### Goal
In your copy, reproduce the entries exactly as they are, minus the images.

### Data shown

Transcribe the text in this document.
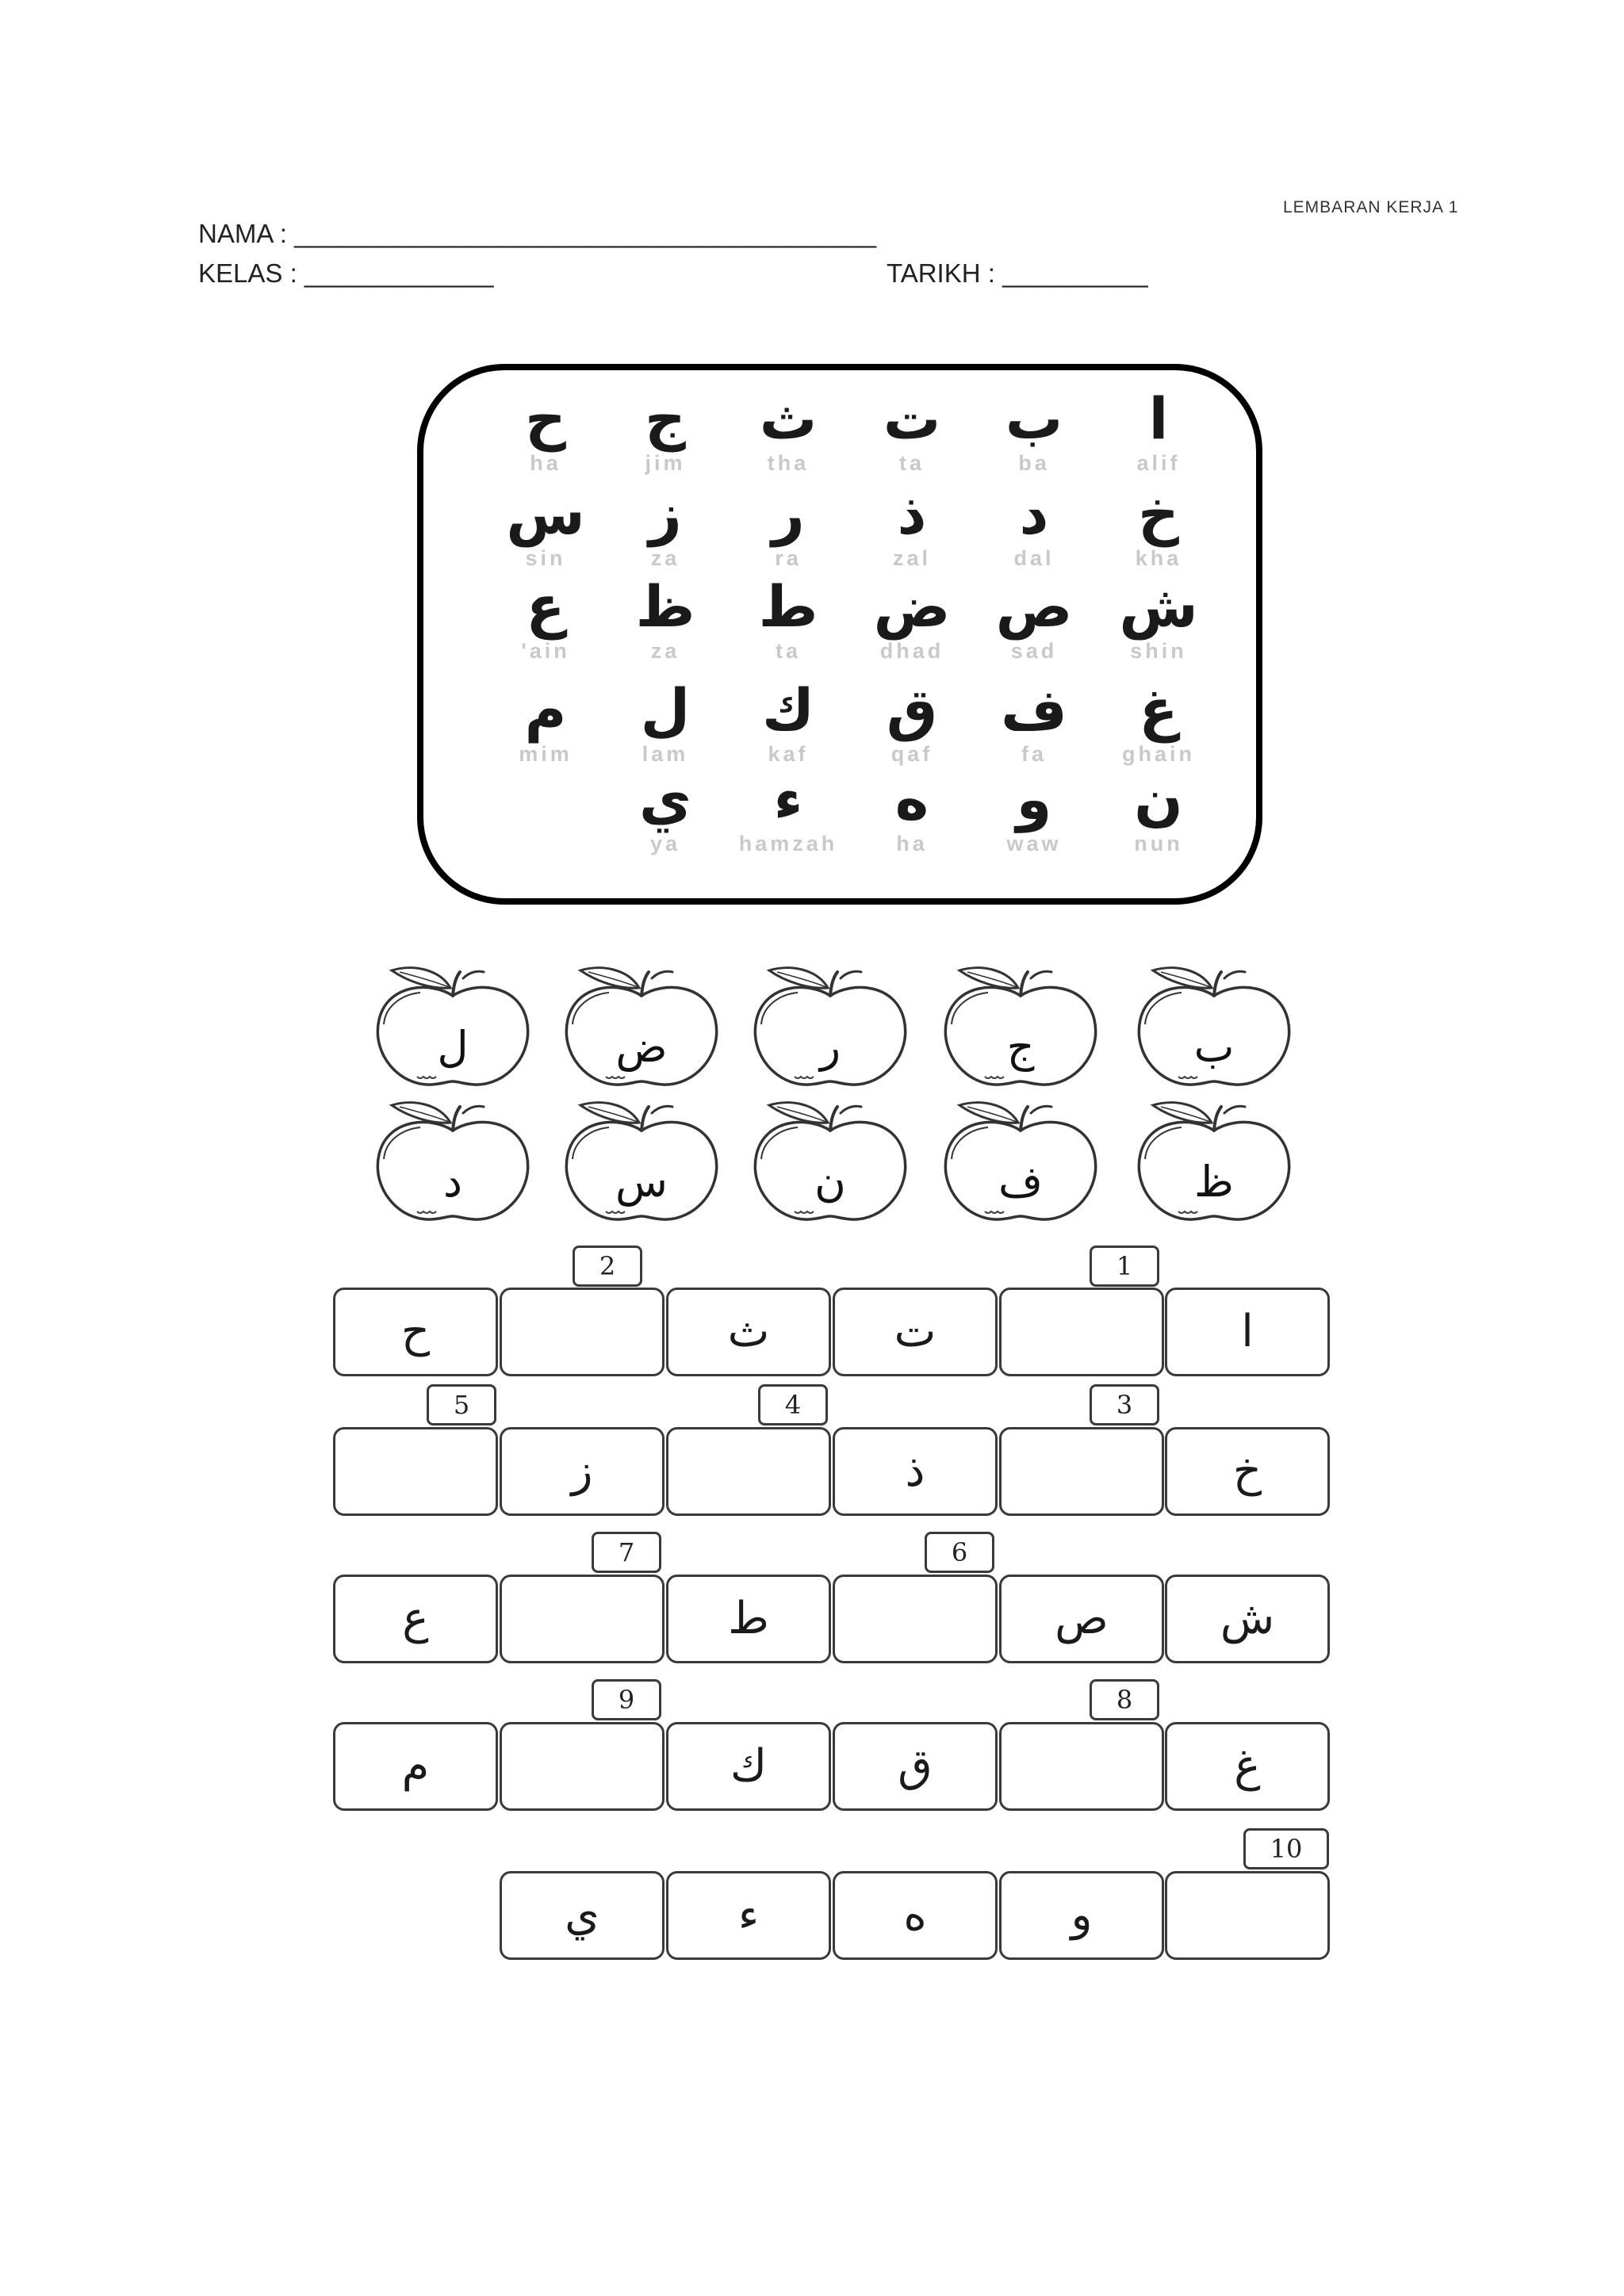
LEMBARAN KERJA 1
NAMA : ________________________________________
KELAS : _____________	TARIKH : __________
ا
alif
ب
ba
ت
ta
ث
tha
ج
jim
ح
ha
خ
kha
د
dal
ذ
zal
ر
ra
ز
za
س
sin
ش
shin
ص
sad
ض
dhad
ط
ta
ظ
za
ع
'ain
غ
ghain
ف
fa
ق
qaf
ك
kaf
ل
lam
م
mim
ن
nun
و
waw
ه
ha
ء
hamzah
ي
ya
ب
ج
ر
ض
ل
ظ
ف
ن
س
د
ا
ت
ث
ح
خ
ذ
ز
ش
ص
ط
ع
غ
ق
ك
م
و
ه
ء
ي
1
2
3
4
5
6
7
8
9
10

### Correct answer
Transcribe the text in this document.
LEMBARAN KERJA 1
NAMA : ________________________________________
KELAS : _____________	TARIKH : __________
ا
alif
ب
ba
ت
ta
ث
tha
ج
jim
ح
ha
خ
kha
د
dal
ذ
zal
ر
ra
ز
za
س
sin
ش
shin
ص
sad
ض
dhad
ط
ta
ظ
za
ع
'ain
غ
ghain
ف
fa
ق
qaf
ك
kaf
ل
lam
م
mim
ن
nun
و
waw
ه
ha
ء
hamzah
ي
ya
ب
ج
ر
ض
ل
ظ
ف
ن
س
د
ا
ت
ث
ح
خ
ذ
ز
ش
ص
ط
ع
غ
ق
ك
م
و
ه
ء
ي
1
2
3
4
5
6
7
8
9
10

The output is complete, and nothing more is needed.